>> START MATERIAL SHOWN

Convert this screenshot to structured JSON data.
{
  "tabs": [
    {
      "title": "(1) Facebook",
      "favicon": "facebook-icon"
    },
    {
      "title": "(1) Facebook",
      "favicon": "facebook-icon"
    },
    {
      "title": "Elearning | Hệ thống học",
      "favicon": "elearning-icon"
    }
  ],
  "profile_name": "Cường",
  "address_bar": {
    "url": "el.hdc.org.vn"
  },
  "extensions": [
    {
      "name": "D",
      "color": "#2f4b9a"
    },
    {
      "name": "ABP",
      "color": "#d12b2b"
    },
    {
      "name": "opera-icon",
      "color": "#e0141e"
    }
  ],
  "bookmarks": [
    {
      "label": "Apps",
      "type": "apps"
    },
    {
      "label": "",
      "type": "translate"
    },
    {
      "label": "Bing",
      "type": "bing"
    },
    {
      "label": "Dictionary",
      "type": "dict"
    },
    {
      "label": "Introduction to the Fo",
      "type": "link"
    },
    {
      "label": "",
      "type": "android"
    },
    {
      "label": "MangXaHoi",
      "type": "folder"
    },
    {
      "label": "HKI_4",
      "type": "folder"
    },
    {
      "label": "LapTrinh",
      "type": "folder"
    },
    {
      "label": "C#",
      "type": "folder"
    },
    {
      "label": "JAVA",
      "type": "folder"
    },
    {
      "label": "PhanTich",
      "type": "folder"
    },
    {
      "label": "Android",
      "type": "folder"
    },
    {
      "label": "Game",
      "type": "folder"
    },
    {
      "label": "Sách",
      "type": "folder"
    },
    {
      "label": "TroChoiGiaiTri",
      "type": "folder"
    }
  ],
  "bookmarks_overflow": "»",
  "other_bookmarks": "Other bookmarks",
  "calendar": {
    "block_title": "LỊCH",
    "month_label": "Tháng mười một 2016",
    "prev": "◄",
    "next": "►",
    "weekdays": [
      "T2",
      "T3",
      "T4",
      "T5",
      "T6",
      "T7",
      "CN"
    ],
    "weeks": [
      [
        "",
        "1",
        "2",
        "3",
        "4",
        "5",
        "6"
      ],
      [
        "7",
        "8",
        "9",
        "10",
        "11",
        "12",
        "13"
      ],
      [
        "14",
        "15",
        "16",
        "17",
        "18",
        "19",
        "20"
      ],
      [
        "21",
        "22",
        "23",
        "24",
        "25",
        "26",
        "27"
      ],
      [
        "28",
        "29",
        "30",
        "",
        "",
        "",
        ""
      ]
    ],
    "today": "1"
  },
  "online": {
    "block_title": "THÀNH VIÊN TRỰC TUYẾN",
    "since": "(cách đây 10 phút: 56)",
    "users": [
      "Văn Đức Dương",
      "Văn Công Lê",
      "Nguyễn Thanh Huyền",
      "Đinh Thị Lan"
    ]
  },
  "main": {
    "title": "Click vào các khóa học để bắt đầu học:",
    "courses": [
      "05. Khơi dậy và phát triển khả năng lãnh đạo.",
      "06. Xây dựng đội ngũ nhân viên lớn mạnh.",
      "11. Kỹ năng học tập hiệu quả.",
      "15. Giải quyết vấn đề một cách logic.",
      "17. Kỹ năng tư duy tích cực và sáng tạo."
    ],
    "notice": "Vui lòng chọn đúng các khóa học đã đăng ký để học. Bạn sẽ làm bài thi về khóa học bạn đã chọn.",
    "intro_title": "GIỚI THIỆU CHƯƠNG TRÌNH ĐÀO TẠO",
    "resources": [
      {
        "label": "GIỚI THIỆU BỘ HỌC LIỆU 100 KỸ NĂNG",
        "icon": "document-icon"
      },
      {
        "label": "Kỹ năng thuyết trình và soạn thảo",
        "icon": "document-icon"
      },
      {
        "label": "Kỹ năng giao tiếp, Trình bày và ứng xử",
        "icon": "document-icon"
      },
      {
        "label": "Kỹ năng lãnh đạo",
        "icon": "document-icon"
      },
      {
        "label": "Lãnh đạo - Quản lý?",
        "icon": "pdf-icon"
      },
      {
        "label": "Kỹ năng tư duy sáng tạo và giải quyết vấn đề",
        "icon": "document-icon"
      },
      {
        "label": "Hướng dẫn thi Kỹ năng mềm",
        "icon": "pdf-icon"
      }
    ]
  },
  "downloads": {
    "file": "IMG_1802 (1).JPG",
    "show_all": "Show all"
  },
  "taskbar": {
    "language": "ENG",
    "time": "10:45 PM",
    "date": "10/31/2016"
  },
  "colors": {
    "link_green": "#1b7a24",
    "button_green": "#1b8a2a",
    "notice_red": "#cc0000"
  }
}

>> END MATERIAL SHOWN

**YOUR INSTRUCTIONS:**
Pick every line with "THIỆU" in it and copy it.

**WRITTEN SOLUTION:**
    "intro_title": "GIỚI THIỆU CHƯƠNG TRÌNH ĐÀO TẠO",
        "label": "GIỚI THIỆU BỘ HỌC LIỆU 100 KỸ NĂNG",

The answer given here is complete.